Written exercise:
Restate the records below word for word.

Raw records:
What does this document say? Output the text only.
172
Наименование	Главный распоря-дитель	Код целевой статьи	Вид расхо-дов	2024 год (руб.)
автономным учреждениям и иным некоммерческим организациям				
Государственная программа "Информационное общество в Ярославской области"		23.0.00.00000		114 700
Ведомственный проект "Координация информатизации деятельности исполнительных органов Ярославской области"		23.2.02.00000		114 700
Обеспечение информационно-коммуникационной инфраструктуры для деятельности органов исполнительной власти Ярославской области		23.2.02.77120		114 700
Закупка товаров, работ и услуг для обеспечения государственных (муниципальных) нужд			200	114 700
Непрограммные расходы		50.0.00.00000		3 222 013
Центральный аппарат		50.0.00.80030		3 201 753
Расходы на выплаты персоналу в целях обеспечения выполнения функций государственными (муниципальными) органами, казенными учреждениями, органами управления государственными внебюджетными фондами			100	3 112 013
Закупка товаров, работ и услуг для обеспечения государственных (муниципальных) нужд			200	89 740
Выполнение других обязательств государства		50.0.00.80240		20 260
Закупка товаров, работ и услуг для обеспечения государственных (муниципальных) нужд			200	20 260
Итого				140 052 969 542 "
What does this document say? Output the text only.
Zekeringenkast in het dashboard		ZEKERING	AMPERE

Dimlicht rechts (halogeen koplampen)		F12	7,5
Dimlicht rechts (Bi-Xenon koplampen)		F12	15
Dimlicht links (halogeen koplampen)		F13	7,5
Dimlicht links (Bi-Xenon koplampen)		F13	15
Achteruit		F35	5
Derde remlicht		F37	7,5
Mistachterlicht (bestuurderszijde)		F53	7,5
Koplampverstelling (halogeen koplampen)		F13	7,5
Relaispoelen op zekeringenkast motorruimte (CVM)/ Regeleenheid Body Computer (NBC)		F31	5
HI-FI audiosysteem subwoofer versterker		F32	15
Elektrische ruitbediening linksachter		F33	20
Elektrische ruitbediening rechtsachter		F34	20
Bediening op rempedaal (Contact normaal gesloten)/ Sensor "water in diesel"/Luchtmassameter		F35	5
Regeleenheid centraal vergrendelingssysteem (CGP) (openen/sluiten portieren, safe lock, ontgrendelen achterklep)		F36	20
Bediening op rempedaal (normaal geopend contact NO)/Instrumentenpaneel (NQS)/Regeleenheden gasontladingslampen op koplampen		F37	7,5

Task response:
What does this document say? Output the text only.
172
Наименование	Главный распоря-дитель	Код целевой статьи	Вид расхо-дов	2024 год (руб.)
автономным учреждениям и иным некоммерческим организациям				
Государственная программа "Информационное общество в Ярославской области"		23.0.00.00000		114 700
Ведомственный проект "Координация информатизации деятельности исполнительных органов Ярославской области"		23.2.02.00000		114 700
Обеспечение информационно-коммуникационной инфраструктуры для деятельности органов исполнительной власти Ярославской области		23.2.02.77120		114 700
Закупка товаров, работ и услуг для обеспечения государственных (муниципальных) нужд			200	114 700
Непрограммные расходы		50.0.00.00000		3 222 013
Центральный аппарат		50.0.00.80030		3 201 753
Расходы на выплаты персоналу в целях обеспечения выполнения функций государственными (муниципальными) органами, казенными учреждениями, органами управления государственными внебюджетными фондами			100	3 112 013
Закупка товаров, работ и услуг для обеспечения государственных (муниципальных) нужд			200	89 740
Выполнение других обязательств государства		50.0.00.80240		20 260
Закупка товаров, работ и услуг для обеспечения государственных (муниципальных) нужд			200	20 260
Итого				140 052 969 542 "
What does this document say? Output the text only.
Zekeringenkast in het dashboard		ZEKERING	AMPERE

Dimlicht rechts (halogeen koplampen)		F12	7,5
Dimlicht rechts (Bi-Xenon koplampen)		F12	15
Dimlicht links (halogeen koplampen)		F13	7,5
Dimlicht links (Bi-Xenon koplampen)		F13	15
Achteruit		F35	5
Derde remlicht		F37	7,5
Mistachterlicht (bestuurderszijde)		F53	7,5
Koplampverstelling (halogeen koplampen)		F13	7,5
Relaispoelen op zekeringenkast motorruimte (CVM)/ Regeleenheid Body Computer (NBC)		F31	5
HI-FI audiosysteem subwoofer versterker		F32	15
Elektrische ruitbediening linksachter		F33	20
Elektrische ruitbediening rechtsachter		F34	20
Bediening op rempedaal (Contact normaal gesloten)/ Sensor "water in diesel"/Luchtmassameter		F35	5
Regeleenheid centraal vergrendelingssysteem (CGP) (openen/sluiten portieren, safe lock, ontgrendelen achterklep)		F36	20
Bediening op rempedaal (normaal geopend contact NO)/Instrumentenpaneel (NQS)/Regeleenheden gasontladingslampen op koplampen		F37	7,5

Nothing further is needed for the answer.